Task input »
:::

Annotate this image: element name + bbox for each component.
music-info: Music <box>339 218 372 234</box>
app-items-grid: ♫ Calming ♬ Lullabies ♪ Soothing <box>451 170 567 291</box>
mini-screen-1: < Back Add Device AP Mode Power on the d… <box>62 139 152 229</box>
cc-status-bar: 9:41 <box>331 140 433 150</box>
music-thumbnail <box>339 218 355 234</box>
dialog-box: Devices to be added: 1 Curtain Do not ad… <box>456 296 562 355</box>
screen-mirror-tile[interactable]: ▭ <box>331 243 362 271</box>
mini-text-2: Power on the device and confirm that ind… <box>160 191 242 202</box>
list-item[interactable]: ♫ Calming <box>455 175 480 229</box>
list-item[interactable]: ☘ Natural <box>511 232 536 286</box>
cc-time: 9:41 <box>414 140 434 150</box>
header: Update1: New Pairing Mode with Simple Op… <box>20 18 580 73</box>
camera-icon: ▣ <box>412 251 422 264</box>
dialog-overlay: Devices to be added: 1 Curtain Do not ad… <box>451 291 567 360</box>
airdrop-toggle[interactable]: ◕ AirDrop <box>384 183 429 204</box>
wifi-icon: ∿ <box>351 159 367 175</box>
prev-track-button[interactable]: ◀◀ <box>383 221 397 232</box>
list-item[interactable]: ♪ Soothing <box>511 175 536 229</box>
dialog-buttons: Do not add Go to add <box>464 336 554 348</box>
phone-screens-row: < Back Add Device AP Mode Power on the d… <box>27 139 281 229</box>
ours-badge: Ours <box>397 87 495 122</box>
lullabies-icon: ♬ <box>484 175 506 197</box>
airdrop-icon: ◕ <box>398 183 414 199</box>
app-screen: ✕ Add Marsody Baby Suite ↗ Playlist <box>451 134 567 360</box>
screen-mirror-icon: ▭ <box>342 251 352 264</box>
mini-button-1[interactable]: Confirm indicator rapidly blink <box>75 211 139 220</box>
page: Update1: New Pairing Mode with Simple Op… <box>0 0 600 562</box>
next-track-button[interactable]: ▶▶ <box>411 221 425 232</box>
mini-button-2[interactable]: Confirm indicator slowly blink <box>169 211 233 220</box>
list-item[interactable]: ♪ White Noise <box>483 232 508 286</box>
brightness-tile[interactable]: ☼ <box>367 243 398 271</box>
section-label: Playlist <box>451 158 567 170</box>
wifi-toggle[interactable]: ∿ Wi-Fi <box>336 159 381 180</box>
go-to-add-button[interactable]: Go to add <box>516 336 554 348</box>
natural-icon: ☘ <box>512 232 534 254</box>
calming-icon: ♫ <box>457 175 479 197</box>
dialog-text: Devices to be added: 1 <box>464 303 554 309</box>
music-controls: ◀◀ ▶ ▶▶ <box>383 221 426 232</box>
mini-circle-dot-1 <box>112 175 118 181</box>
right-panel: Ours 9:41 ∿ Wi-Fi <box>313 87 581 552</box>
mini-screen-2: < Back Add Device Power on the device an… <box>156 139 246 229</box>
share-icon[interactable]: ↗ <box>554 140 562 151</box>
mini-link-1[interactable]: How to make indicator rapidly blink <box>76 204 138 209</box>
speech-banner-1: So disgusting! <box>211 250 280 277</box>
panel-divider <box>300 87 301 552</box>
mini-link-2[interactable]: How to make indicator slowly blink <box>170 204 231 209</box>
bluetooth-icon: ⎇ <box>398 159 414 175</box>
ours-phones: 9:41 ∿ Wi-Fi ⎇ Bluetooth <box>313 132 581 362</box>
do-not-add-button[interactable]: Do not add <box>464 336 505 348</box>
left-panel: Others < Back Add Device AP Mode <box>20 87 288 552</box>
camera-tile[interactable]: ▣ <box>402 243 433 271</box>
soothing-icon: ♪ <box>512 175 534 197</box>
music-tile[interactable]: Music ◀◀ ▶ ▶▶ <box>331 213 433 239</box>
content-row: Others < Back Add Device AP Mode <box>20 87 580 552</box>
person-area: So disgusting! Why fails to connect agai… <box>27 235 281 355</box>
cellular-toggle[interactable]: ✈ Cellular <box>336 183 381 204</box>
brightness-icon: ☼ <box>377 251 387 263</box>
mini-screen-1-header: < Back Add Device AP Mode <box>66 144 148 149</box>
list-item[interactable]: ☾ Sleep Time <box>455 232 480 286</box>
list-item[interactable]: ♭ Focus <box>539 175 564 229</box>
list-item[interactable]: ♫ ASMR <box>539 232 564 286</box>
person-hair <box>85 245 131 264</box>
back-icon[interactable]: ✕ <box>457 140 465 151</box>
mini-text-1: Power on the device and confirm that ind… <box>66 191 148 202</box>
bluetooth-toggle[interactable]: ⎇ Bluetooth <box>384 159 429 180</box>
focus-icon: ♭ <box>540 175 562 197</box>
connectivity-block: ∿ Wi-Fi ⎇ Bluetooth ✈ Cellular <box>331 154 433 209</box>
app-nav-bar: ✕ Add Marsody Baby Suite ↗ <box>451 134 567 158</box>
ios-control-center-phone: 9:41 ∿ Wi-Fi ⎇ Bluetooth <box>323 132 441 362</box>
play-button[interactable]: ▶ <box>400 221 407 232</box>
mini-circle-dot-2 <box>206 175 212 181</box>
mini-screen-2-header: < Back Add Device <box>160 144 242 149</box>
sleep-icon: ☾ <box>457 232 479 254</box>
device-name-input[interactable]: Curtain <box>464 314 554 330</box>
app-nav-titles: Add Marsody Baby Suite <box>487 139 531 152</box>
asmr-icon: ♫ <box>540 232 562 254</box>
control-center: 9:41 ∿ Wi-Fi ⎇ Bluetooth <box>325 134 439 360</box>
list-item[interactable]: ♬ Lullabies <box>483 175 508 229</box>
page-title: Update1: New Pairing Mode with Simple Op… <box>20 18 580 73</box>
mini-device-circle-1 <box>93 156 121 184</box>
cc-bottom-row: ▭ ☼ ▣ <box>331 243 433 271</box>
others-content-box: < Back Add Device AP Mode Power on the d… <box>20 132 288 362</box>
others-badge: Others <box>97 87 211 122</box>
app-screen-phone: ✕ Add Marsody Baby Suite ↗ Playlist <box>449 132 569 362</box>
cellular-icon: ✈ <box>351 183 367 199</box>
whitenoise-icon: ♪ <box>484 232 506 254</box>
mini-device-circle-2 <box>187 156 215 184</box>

:::

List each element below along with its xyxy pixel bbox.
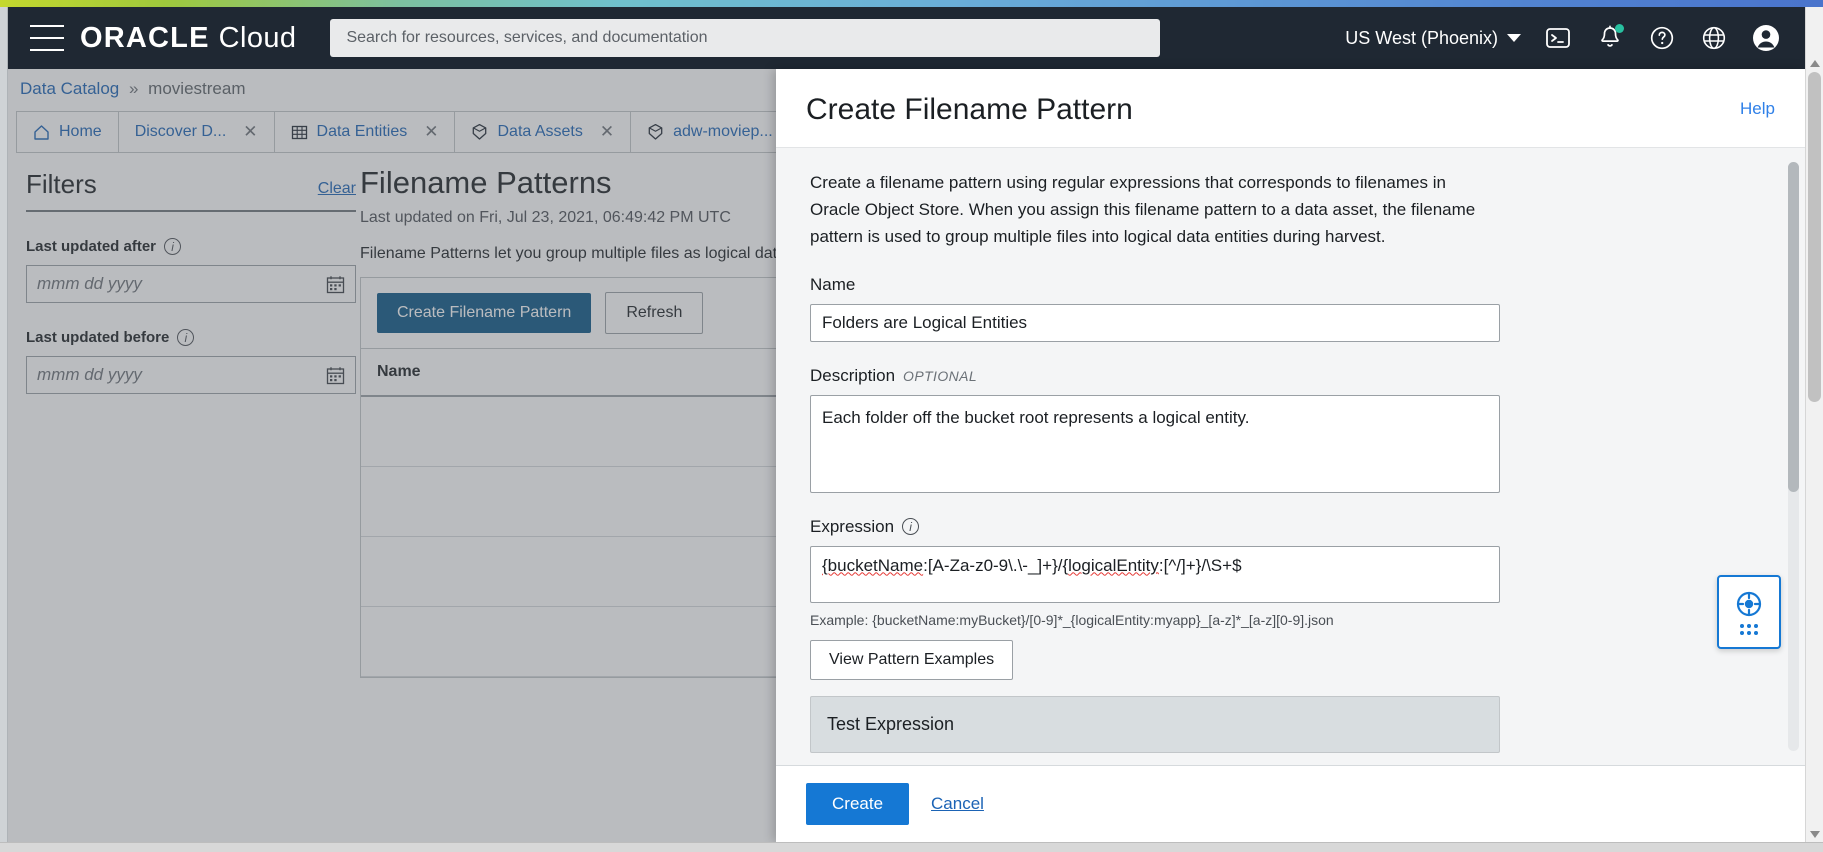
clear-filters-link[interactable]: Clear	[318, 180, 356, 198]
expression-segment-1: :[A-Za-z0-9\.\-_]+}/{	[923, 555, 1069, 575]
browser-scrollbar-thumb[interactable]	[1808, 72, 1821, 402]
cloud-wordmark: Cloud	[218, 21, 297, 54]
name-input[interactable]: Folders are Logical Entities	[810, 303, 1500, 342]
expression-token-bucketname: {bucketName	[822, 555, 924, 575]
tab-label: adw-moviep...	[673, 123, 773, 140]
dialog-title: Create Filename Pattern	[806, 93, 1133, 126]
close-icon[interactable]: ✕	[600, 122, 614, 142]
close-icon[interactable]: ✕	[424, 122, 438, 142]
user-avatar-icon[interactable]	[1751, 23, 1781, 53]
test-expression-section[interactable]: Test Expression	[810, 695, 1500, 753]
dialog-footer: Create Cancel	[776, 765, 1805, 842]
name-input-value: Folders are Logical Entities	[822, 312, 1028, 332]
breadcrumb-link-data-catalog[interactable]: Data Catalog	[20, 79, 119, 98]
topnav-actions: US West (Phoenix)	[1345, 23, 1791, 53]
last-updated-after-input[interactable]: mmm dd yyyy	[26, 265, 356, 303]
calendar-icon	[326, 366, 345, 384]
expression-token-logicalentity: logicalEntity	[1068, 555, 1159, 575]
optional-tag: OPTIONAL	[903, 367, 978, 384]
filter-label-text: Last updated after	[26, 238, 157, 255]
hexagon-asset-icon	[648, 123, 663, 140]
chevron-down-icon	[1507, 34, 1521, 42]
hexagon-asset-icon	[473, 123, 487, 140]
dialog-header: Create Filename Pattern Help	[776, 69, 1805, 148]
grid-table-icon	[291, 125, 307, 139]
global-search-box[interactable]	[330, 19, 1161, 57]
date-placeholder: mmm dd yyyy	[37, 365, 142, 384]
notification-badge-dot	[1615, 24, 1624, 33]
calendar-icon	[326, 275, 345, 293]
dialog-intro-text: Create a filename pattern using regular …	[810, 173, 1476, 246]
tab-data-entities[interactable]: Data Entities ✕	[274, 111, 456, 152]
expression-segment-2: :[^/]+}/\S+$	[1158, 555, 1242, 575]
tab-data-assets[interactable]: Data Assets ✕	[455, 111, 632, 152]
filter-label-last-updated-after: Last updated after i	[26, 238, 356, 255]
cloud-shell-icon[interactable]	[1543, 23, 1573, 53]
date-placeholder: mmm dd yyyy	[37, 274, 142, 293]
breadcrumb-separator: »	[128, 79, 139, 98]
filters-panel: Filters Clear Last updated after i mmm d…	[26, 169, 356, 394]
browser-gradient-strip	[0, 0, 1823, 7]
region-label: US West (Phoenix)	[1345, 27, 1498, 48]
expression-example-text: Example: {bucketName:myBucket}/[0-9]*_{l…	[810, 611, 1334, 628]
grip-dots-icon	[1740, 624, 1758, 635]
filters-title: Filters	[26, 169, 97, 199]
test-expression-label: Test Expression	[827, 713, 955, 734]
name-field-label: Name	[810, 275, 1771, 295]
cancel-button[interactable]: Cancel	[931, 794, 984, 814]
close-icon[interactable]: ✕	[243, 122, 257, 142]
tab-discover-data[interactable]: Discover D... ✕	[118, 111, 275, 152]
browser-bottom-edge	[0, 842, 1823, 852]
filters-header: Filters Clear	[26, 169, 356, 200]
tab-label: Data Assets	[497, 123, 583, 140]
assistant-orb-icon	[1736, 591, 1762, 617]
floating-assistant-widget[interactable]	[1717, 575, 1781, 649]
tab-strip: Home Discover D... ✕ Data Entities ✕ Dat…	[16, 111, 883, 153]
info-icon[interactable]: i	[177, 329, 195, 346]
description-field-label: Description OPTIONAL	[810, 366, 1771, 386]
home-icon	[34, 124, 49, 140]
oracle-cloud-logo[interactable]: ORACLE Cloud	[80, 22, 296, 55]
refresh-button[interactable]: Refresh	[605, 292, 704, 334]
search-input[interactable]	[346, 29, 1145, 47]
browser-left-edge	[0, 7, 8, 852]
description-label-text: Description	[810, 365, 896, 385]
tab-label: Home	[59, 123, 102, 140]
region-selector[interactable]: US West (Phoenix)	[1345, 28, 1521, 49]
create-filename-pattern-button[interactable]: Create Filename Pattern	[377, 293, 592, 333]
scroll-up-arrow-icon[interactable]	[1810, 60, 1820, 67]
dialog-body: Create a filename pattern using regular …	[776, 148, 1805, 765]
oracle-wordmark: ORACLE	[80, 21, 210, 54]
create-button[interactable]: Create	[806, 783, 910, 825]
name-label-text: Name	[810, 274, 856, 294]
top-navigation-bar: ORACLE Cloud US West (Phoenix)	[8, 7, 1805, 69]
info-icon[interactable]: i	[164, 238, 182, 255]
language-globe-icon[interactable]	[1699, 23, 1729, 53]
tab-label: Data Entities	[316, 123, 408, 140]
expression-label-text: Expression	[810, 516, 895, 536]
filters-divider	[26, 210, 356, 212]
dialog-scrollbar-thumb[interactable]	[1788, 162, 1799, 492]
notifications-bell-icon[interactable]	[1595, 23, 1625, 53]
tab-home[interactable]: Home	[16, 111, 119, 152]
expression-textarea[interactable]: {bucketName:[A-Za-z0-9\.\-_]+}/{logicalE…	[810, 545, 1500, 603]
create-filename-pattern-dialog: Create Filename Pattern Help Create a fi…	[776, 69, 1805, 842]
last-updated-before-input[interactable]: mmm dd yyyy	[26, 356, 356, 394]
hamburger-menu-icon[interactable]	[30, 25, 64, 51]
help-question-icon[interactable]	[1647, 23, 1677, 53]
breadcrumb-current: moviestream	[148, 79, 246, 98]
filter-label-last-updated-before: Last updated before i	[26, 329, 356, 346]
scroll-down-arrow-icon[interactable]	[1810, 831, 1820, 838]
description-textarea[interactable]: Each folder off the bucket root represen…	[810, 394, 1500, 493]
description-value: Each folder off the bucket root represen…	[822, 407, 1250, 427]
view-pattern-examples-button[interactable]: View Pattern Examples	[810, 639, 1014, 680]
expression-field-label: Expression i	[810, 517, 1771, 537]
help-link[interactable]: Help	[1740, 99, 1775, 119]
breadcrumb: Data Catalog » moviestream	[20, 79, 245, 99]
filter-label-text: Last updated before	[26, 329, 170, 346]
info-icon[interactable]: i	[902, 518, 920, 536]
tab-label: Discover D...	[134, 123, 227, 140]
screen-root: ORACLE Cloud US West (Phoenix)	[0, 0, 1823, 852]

:::

Challenge »
Can you reproduce, unchanged, the entries starting at the line containing "180, 356, 198]" and ending at the line containing "555, 1242, 575]", including both of those lines?

Response to this task »
clear-filters-link[interactable]: Clear	[318, 180, 356, 198]
expression-segment-1: :[A-Za-z0-9\.\-_]+}/{	[923, 555, 1069, 575]
browser-scrollbar-thumb[interactable]	[1808, 72, 1821, 402]
cloud-wordmark: Cloud	[218, 21, 297, 54]
name-input[interactable]: Folders are Logical Entities	[810, 303, 1500, 342]
expression-token-bucketname: {bucketName	[822, 555, 924, 575]
tab-label: adw-moviep...	[673, 123, 773, 140]
dialog-title: Create Filename Pattern	[806, 93, 1133, 126]
close-icon[interactable]: ✕	[600, 122, 614, 142]
close-icon[interactable]: ✕	[424, 122, 438, 142]
user-avatar-icon[interactable]	[1751, 23, 1781, 53]
test-expression-section[interactable]: Test Expression	[810, 695, 1500, 753]
dialog-footer: Create Cancel	[776, 765, 1805, 842]
name-input-value: Folders are Logical Entities	[822, 312, 1028, 332]
breadcrumb-link-data-catalog[interactable]: Data Catalog	[20, 79, 119, 98]
topnav-actions: US West (Phoenix)	[1345, 23, 1791, 53]
last-updated-after-input[interactable]: mmm dd yyyy	[26, 265, 356, 303]
calendar-icon	[326, 366, 345, 384]
expression-token-logicalentity: logicalEntity	[1068, 555, 1159, 575]
optional-tag: OPTIONAL	[903, 367, 978, 384]
filter-label-text: Last updated after	[26, 238, 157, 255]
hexagon-asset-icon	[648, 123, 663, 140]
chevron-down-icon	[1507, 34, 1521, 42]
hexagon-asset-icon	[473, 123, 487, 140]
dialog-header: Create Filename Pattern Help	[776, 69, 1805, 148]
grid-table-icon	[291, 125, 307, 139]
global-search-box[interactable]	[330, 19, 1161, 57]
date-placeholder: mmm dd yyyy	[37, 365, 142, 384]
notification-badge-dot	[1615, 24, 1624, 33]
calendar-icon	[326, 275, 345, 293]
dialog-intro-text: Create a filename pattern using regular …	[810, 173, 1476, 246]
tab-data-entities[interactable]: Data Entities ✕	[274, 111, 456, 152]
expression-segment-2: :[^/]+}/\S+$	[1158, 555, 1242, 575]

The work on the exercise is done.